» DATA ENTRIES
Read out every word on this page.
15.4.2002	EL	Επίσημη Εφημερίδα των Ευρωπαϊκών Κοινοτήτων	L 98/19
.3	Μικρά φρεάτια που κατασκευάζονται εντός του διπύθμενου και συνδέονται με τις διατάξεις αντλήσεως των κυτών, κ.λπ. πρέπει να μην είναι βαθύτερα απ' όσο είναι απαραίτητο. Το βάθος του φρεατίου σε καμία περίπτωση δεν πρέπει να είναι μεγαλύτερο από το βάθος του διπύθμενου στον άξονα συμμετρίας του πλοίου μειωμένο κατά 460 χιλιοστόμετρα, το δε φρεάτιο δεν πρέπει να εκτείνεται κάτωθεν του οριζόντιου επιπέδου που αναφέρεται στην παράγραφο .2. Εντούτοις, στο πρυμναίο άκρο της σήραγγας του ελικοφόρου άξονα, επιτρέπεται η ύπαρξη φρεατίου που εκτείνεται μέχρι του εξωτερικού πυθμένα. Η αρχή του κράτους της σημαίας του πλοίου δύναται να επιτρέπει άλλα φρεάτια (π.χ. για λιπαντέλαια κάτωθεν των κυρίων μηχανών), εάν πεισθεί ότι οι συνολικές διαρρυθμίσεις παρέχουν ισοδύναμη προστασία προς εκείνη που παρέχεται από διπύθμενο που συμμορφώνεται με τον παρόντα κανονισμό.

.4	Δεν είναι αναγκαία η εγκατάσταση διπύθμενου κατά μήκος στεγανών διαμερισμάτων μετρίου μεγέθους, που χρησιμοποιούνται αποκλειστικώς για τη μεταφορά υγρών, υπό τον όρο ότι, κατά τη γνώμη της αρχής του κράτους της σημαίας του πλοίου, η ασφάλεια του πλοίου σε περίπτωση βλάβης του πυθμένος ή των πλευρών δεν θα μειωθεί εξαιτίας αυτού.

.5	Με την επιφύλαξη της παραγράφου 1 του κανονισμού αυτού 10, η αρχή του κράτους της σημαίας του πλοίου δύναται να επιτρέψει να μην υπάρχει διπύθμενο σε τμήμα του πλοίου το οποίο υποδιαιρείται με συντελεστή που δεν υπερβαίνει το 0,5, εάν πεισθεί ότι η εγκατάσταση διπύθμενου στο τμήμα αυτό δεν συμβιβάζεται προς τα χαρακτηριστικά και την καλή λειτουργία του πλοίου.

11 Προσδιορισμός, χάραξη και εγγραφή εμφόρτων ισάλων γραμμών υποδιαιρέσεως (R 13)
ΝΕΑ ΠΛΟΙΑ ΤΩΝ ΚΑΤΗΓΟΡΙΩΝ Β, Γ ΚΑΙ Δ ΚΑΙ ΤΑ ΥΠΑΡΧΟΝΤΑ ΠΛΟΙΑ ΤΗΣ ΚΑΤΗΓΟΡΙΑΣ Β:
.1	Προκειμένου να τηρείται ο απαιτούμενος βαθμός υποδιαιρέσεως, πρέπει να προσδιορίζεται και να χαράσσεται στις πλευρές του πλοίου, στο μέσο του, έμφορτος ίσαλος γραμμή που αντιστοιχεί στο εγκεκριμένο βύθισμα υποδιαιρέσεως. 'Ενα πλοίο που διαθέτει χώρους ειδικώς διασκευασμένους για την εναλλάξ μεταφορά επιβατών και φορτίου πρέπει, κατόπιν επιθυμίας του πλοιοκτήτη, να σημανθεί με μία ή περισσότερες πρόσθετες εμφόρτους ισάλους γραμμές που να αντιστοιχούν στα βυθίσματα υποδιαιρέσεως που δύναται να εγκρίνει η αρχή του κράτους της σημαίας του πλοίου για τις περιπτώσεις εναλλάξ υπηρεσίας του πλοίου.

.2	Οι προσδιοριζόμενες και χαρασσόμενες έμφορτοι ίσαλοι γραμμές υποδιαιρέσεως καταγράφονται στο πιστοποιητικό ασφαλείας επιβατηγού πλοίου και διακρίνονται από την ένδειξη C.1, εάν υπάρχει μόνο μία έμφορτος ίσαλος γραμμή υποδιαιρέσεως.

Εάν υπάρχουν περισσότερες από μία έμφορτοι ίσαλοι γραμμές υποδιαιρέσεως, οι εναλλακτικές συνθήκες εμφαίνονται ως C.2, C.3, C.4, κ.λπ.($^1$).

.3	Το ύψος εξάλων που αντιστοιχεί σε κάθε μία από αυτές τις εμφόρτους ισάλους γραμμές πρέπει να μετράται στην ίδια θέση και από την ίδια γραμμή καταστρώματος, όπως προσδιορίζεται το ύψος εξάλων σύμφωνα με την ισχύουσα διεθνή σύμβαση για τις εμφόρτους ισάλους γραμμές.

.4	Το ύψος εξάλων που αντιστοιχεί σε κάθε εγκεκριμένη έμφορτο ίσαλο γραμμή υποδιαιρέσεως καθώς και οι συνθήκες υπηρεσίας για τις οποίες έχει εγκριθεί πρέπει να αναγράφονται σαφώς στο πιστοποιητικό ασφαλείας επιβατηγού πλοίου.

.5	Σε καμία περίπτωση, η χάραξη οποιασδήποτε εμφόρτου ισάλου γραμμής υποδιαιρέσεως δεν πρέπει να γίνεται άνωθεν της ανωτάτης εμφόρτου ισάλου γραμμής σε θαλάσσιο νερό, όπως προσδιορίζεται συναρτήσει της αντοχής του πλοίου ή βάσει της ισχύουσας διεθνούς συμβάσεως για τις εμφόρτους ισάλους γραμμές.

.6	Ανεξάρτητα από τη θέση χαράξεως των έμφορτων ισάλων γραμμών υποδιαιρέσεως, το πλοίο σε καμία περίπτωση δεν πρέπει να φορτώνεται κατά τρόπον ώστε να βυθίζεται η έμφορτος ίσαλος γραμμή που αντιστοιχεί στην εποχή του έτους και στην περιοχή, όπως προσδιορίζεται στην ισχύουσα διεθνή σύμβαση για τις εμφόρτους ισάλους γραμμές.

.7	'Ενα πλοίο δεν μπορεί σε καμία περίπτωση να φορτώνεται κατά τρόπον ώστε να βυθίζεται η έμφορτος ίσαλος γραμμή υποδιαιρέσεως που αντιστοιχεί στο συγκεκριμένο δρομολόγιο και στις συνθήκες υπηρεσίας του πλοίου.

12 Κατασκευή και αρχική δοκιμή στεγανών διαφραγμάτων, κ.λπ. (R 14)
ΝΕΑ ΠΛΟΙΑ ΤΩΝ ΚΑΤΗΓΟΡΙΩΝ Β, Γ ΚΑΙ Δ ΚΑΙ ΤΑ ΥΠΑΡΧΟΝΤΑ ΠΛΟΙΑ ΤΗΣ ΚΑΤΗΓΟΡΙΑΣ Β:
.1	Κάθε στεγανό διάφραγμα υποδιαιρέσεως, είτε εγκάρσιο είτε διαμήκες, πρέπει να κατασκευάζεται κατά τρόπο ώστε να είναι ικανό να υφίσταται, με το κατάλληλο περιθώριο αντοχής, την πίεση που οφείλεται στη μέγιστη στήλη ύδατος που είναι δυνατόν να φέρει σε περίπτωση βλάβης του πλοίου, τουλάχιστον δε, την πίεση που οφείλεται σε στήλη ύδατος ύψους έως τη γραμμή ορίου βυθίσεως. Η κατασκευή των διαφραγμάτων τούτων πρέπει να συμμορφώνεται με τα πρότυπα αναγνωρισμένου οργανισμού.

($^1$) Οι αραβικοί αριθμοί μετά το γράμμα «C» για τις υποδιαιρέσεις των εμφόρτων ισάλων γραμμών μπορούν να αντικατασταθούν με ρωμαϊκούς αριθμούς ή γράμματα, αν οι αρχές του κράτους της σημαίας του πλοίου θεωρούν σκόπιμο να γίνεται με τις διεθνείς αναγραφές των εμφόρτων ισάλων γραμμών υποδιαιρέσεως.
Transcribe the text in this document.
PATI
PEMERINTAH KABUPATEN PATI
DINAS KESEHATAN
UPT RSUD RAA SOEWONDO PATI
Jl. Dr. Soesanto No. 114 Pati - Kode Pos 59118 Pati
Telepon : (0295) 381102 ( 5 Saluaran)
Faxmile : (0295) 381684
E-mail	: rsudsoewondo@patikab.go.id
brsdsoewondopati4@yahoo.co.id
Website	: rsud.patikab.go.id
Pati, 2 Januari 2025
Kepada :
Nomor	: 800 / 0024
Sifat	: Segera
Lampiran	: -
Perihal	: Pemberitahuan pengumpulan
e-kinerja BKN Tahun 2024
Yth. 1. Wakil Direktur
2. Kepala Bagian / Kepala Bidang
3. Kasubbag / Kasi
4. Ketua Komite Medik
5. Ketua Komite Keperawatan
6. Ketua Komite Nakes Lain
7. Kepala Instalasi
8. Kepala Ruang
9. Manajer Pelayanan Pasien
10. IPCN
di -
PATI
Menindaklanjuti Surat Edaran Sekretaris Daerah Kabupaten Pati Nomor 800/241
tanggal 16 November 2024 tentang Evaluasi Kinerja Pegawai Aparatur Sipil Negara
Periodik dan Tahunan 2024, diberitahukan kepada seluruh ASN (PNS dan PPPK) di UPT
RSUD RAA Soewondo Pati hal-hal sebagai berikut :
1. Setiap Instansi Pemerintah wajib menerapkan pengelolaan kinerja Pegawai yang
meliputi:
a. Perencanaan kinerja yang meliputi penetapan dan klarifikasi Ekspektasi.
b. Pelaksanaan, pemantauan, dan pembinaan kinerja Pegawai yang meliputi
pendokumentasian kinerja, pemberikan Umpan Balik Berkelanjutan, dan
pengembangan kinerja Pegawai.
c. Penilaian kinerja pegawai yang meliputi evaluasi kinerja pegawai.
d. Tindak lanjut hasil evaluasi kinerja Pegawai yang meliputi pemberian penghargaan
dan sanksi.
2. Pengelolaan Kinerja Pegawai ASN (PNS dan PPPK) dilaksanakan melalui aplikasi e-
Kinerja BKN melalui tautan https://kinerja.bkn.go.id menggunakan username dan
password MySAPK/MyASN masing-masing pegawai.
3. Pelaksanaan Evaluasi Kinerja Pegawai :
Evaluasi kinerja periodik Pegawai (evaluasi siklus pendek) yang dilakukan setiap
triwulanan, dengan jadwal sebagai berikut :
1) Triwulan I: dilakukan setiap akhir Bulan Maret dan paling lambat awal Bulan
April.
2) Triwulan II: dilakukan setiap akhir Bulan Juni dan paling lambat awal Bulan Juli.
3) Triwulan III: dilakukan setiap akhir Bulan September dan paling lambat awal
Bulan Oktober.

» EXERCISE TASK
Spot every line that holds "υπηρεσίας" and copy it.

» WRITTEN SOLUTION
.1	Προκειμένου να τηρείται ο απαιτούμενος βαθμός υποδιαιρέσεως, πρέπει να προσδιορίζεται και να χαράσσεται στις πλευρές του πλοίου, στο μέσο του, έμφορτος ίσαλος γραμμή που αντιστοιχεί στο εγκεκριμένο βύθισμα υποδιαιρέσεως. 'Ενα πλοίο που διαθέτει χώρους ειδικώς διασκευασμένους για την εναλλάξ μεταφορά επιβατών και φορτίου πρέπει, κατόπιν επιθυμίας του πλοιοκτήτη, να σημανθεί με μία ή περισσότερες πρόσθετες εμφόρτους ισάλους γραμμές που να αντιστοιχούν στα βυθίσματα υποδιαιρέσεως που δύναται να εγκρίνει η αρχή του κράτους της σημαίας του πλοίου για τις περιπτώσεις εναλλάξ υπηρεσίας του πλοίου.
.4	Το ύψος εξάλων που αντιστοιχεί σε κάθε εγκεκριμένη έμφορτο ίσαλο γραμμή υποδιαιρέσεως καθώς και οι συνθήκες υπηρεσίας για τις οποίες έχει εγκριθεί πρέπει να αναγράφονται σαφώς στο πιστοποιητικό ασφαλείας επιβατηγού πλοίου.
.7	'Ενα πλοίο δεν μπορεί σε καμία περίπτωση να φορτώνεται κατά τρόπον ώστε να βυθίζεται η έμφορτος ίσαλος γραμμή υποδιαιρέσεως που αντιστοιχεί στο συγκεκριμένο δρομολόγιο και στις συνθήκες υπηρεσίας του πλοίου.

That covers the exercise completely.